TEXT SEGMENT:
====

1moretry · 03/01/2022 21:44

I'd do the same!

hangrylady · 03/01/2022 21:49

A poor mother does not hold her baby's had all night so they can sleep, I'd say that your the opposite of a bad mum. I'd co sleep if I were you, do what makes your life easier at this moment in time, it won't last forever Flowers

Maskedsingerispants · 03/01/2022 21:50

Why not put him in bed with you, if you’re ok with that? It seems to be a very British thing (in general) to have them sleep away from you, my mum feels the same, I’ve gone with what I believe. Dd is 3,5 and starting to tentatively ask to go in her own room and she sometimes does and sometimes comes back. It’s ok, they’ll sleep alone at some point.

====

DATA FOR ANALYSIS:
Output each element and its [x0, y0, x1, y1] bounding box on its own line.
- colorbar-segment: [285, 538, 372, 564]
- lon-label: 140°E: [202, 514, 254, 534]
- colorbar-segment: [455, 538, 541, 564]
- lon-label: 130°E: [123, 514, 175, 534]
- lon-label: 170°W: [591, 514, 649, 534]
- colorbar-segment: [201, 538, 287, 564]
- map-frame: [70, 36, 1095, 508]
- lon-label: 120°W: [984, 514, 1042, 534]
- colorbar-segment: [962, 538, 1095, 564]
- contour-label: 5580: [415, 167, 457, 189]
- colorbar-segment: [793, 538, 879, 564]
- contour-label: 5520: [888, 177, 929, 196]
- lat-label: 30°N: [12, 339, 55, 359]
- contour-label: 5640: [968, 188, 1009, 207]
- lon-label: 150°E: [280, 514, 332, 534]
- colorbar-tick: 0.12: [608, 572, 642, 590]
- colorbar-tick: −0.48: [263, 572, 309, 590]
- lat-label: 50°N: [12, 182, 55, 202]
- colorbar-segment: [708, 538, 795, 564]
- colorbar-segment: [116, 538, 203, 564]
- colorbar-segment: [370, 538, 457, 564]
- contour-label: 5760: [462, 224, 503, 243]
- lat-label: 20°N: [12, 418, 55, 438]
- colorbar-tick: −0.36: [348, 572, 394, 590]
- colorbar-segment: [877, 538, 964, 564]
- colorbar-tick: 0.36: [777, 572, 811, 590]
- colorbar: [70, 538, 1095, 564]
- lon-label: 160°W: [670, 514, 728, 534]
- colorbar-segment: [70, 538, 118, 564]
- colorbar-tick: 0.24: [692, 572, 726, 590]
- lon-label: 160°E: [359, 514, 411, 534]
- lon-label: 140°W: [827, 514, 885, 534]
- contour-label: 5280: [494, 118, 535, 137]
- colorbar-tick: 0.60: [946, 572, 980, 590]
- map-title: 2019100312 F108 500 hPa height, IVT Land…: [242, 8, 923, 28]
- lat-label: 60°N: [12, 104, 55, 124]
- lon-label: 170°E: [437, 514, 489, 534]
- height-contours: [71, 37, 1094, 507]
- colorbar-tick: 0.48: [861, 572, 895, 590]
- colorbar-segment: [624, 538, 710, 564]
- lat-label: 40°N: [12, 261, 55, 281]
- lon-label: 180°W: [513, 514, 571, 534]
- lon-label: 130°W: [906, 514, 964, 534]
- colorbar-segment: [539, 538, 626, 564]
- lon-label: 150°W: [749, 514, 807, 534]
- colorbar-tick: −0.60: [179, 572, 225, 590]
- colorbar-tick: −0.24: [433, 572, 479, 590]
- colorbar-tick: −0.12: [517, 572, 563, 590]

====

USING THE INFORMATION:
• a. In the forum thread about baby sleep, what does Maskedsingerispants call "a very British thing"?
• b. Carry on the forum thread about baby sleep from its last sentence.

RESPONSE LIST:
• a. Having children sleep away from you.

• b.
I’m British too but live abroad and have noticed many friends from different countries are more likely to bed share

Maskedsingerispants · 03/01/2022 21:51

P. S You sound like a lovely mummy 💜go with what *You feel

overworriedmum · 03/01/2022 21:52

@ThymeTravel you could literally be me, down to the same age baba! Just recently mine has started to mostly sleep through the night and goes to sleep much quicker, and sometimes is happy to just have me nearby rather than hand holding, but that has happened very gradually and without me really trying to stop it so I figure they all just go at their own pace! I'm
In my 30s and I sometimes get freaked out when it's pitch dark and I wake in the middle of the night so I don't want to leave a not even 2 year old crying. You sounds like you are doing a great job, I wouldn't worry (although i do totally know where you are coming from, it's easier said than done)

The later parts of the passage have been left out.